Could you copy every line from the material below in which "workflow" appears?

BEGIN DATASET EXCERPTS

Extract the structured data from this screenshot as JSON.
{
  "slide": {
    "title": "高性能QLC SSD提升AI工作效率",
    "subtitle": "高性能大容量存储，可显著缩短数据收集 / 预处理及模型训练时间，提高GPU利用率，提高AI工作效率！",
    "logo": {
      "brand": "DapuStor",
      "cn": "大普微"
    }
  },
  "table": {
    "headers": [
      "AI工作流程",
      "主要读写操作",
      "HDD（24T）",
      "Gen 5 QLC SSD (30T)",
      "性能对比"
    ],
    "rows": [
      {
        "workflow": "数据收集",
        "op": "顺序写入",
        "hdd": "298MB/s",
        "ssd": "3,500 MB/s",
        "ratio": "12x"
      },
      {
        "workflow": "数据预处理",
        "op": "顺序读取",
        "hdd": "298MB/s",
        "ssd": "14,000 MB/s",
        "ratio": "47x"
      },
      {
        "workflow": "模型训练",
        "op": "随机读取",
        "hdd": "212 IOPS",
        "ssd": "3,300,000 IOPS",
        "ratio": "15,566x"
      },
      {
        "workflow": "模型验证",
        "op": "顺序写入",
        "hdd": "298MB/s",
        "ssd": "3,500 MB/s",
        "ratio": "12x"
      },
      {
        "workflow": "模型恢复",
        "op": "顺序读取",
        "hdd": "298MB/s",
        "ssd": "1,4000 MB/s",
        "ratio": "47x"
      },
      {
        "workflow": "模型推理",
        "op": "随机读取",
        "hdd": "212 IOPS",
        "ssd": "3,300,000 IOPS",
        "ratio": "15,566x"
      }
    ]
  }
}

END DATASET EXCERPTS

■ **WRITTEN RESPONSE**
        "workflow": "数据收集",
        "workflow": "数据预处理",
        "workflow": "模型训练",
        "workflow": "模型验证",
        "workflow": "模型恢复",
        "workflow": "模型推理",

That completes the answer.